# REQUEST
Copy every line of the records below word for word, leaving out the pictures.

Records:
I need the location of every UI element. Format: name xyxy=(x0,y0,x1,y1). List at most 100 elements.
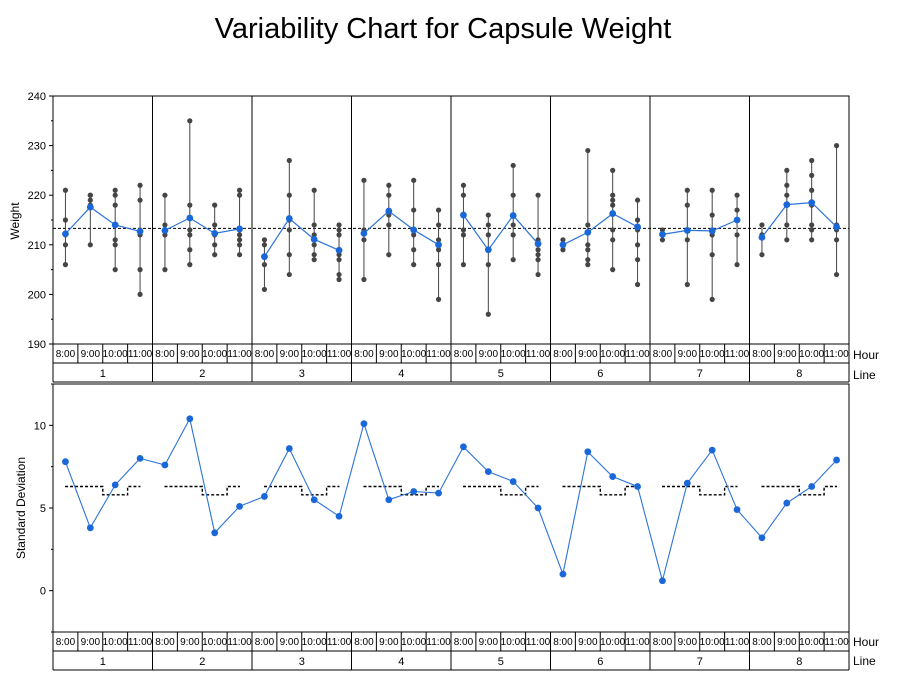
chart-title: Variability Chart for Capsule Weight xyxy=(215,13,672,45)
mean-point xyxy=(136,228,144,235)
weight-point xyxy=(485,311,491,317)
sd-hour-label: 10:00 xyxy=(202,637,227,648)
weight-point xyxy=(510,257,516,263)
weight-point xyxy=(485,262,491,268)
sd-point xyxy=(410,488,418,495)
sd-point xyxy=(783,499,791,507)
weight-line-label: 3 xyxy=(299,368,305,380)
weight-point xyxy=(187,247,193,253)
weight-point xyxy=(634,257,641,263)
weight-point xyxy=(336,232,342,238)
weight-point xyxy=(585,242,591,248)
weight-point xyxy=(236,187,243,193)
weight-hour-label: 11:00 xyxy=(824,349,849,360)
weight-y-tick-label: 210 xyxy=(28,240,46,252)
sd-point xyxy=(584,448,592,456)
sd-y-tick-label: 0 xyxy=(40,586,46,598)
weight-point xyxy=(535,192,541,198)
sd-point xyxy=(460,443,467,451)
weight-point xyxy=(460,192,467,198)
weight-panel: 190 200 210 220 230 240 xyxy=(28,91,850,351)
weight-point xyxy=(137,182,143,188)
weight-point xyxy=(212,242,218,248)
mean-point xyxy=(62,230,69,238)
weight-point xyxy=(411,177,417,183)
sd-hour-label: 8:00 xyxy=(56,637,76,648)
sd-hour-label: 9:00 xyxy=(678,637,698,648)
weight-point xyxy=(336,276,342,283)
weight-point xyxy=(435,222,442,228)
weight-point xyxy=(435,237,442,243)
sd-point xyxy=(758,534,766,542)
weight-point xyxy=(336,227,342,233)
weight-point xyxy=(610,192,616,198)
weight-point xyxy=(535,257,541,263)
weight-point xyxy=(634,281,641,288)
weight-point xyxy=(709,296,715,302)
sd-hour-label: 10:00 xyxy=(700,637,725,648)
weight-point xyxy=(784,182,790,188)
weight-point xyxy=(112,192,118,198)
sd-y-tick-label: 5 xyxy=(40,503,46,515)
weight-point xyxy=(311,252,317,258)
mean-point xyxy=(534,240,542,248)
sd-hour-label: 11:00 xyxy=(327,637,352,648)
mean-point xyxy=(833,223,840,231)
weight-point xyxy=(187,262,193,268)
weight-hour-label: 9:00 xyxy=(578,349,598,360)
weight-point xyxy=(585,247,591,253)
weight-point xyxy=(311,187,317,193)
weight-point xyxy=(809,157,815,164)
weight-hour-label: 8:00 xyxy=(155,349,175,360)
sd-point xyxy=(236,502,243,510)
weight-hour-label: 10:00 xyxy=(103,349,128,360)
mean-point xyxy=(634,223,641,231)
sd-y-tick-label: 10 xyxy=(34,420,46,432)
mean-line xyxy=(263,217,340,258)
weight-hour-label: 9:00 xyxy=(777,349,797,360)
weight-point xyxy=(87,242,93,248)
weight-point xyxy=(62,217,69,223)
weight-point xyxy=(286,157,292,164)
weight-point xyxy=(311,257,317,263)
weight-point xyxy=(684,281,690,288)
sd-point xyxy=(509,478,517,485)
weight-hour-label: 8:00 xyxy=(752,349,772,360)
weight-hour-label: 10:00 xyxy=(700,349,725,360)
weight-point xyxy=(435,247,442,253)
weight-point xyxy=(311,242,317,248)
sd-plot-frame xyxy=(52,383,850,633)
weight-point xyxy=(535,271,541,278)
sd-point xyxy=(435,489,442,497)
weight-point xyxy=(286,252,292,258)
weight-point xyxy=(659,227,666,233)
weight-point xyxy=(535,247,541,253)
sd-hour-label: 9:00 xyxy=(479,637,499,648)
weight-point xyxy=(460,232,467,238)
mean-point xyxy=(559,241,567,249)
weight-point xyxy=(809,222,815,228)
weight-line-label: 8 xyxy=(796,368,802,380)
mean-point xyxy=(261,253,268,261)
mean-point xyxy=(161,227,169,234)
sd-hour-label: 10:00 xyxy=(302,637,327,648)
mean-point xyxy=(584,229,592,236)
weight-line-label: 2 xyxy=(199,368,205,380)
weight-hour-label: 9:00 xyxy=(379,349,399,360)
weight-point xyxy=(236,242,243,248)
sd-line-label: 3 xyxy=(299,656,305,668)
weight-point xyxy=(510,232,516,238)
sd-hour-label: 11:00 xyxy=(625,637,650,648)
sd-hour-label: 8:00 xyxy=(155,637,175,648)
weight-point xyxy=(62,187,69,193)
weight-hour-label: 11:00 xyxy=(128,349,153,360)
weight-point xyxy=(236,232,243,238)
mean-point xyxy=(335,246,343,254)
sd-point xyxy=(310,496,318,504)
mean-point xyxy=(783,201,791,209)
weight-point xyxy=(485,212,491,218)
sd-hour-label: 11:00 xyxy=(227,637,252,648)
weight-point xyxy=(411,207,417,213)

# ANSWER TO THE TASK
I need the location of every UI element. Format: name xyxy=(x0,y0,x1,y1). List at most 100 elements.
chart-title: Variability Chart for Capsule Weight xyxy=(215,13,672,45)
mean-point xyxy=(136,228,144,235)
weight-point xyxy=(485,311,491,317)
sd-hour-label: 10:00 xyxy=(202,637,227,648)
weight-point xyxy=(510,257,516,263)
weight-point xyxy=(485,262,491,268)
sd-point xyxy=(410,488,418,495)
sd-point xyxy=(783,499,791,507)
weight-line-label: 3 xyxy=(299,368,305,380)
weight-point xyxy=(187,247,193,253)
weight-point xyxy=(634,257,641,263)
weight-point xyxy=(336,232,342,238)
weight-point xyxy=(585,242,591,248)
weight-point xyxy=(236,187,243,193)
weight-hour-label: 11:00 xyxy=(824,349,849,360)
weight-y-tick-label: 210 xyxy=(28,240,46,252)
sd-point xyxy=(584,448,592,456)
sd-y-tick-label: 0 xyxy=(40,586,46,598)
weight-point xyxy=(535,192,541,198)
sd-point xyxy=(460,443,467,451)
weight-point xyxy=(460,192,467,198)
weight-panel: 190 200 210 220 230 240 xyxy=(28,91,850,351)
weight-point xyxy=(137,182,143,188)
weight-point xyxy=(212,242,218,248)
mean-point xyxy=(62,230,69,238)
weight-point xyxy=(411,177,417,183)
sd-hour-label: 8:00 xyxy=(56,637,76,648)
sd-hour-label: 9:00 xyxy=(678,637,698,648)
weight-point xyxy=(336,276,342,283)
weight-point xyxy=(435,222,442,228)
weight-point xyxy=(435,237,442,243)
sd-point xyxy=(758,534,766,542)
weight-point xyxy=(336,227,342,233)
weight-point xyxy=(610,192,616,198)
weight-point xyxy=(535,257,541,263)
weight-point xyxy=(634,281,641,288)
weight-point xyxy=(709,296,715,302)
sd-hour-label: 10:00 xyxy=(700,637,725,648)
weight-point xyxy=(784,182,790,188)
weight-point xyxy=(112,192,118,198)
sd-y-tick-label: 5 xyxy=(40,503,46,515)
weight-point xyxy=(311,252,317,258)
mean-point xyxy=(534,240,542,248)
sd-hour-label: 11:00 xyxy=(327,637,352,648)
mean-point xyxy=(833,223,840,231)
weight-point xyxy=(187,262,193,268)
weight-hour-label: 9:00 xyxy=(578,349,598,360)
weight-point xyxy=(585,247,591,253)
weight-point xyxy=(311,187,317,193)
weight-point xyxy=(809,157,815,164)
weight-hour-label: 8:00 xyxy=(155,349,175,360)
sd-point xyxy=(236,502,243,510)
weight-hour-label: 10:00 xyxy=(103,349,128,360)
mean-point xyxy=(634,223,641,231)
sd-y-tick-label: 10 xyxy=(34,420,46,432)
mean-line xyxy=(263,217,340,258)
weight-hour-label: 9:00 xyxy=(777,349,797,360)
weight-point xyxy=(87,242,93,248)
weight-point xyxy=(62,217,69,223)
weight-point xyxy=(286,157,292,164)
weight-point xyxy=(311,257,317,263)
weight-point xyxy=(684,281,690,288)
sd-point xyxy=(509,478,517,485)
weight-hour-label: 8:00 xyxy=(752,349,772,360)
weight-hour-label: 10:00 xyxy=(700,349,725,360)
weight-point xyxy=(435,247,442,253)
weight-point xyxy=(311,242,317,248)
sd-plot-frame xyxy=(52,383,850,633)
weight-point xyxy=(535,271,541,278)
sd-point xyxy=(435,489,442,497)
weight-point xyxy=(286,252,292,258)
weight-point xyxy=(659,227,666,233)
weight-point xyxy=(535,247,541,253)
sd-hour-label: 9:00 xyxy=(479,637,499,648)
weight-point xyxy=(460,232,467,238)
mean-point xyxy=(559,241,567,249)
weight-point xyxy=(809,222,815,228)
weight-line-label: 8 xyxy=(796,368,802,380)
mean-point xyxy=(261,253,268,261)
mean-point xyxy=(161,227,169,234)
sd-hour-label: 10:00 xyxy=(302,637,327,648)
mean-point xyxy=(584,229,592,236)
weight-line-label: 2 xyxy=(199,368,205,380)
weight-hour-label: 9:00 xyxy=(379,349,399,360)
weight-point xyxy=(236,242,243,248)
sd-line-label: 3 xyxy=(299,656,305,668)
weight-point xyxy=(510,232,516,238)
sd-hour-label: 11:00 xyxy=(625,637,650,648)
sd-hour-label: 8:00 xyxy=(155,637,175,648)
weight-point xyxy=(62,187,69,193)
weight-hour-label: 11:00 xyxy=(128,349,153,360)
weight-point xyxy=(236,232,243,238)
mean-point xyxy=(335,246,343,254)
sd-point xyxy=(310,496,318,504)
mean-point xyxy=(783,201,791,209)
weight-point xyxy=(485,212,491,218)
sd-hour-label: 11:00 xyxy=(227,637,252,648)
weight-point xyxy=(411,207,417,213)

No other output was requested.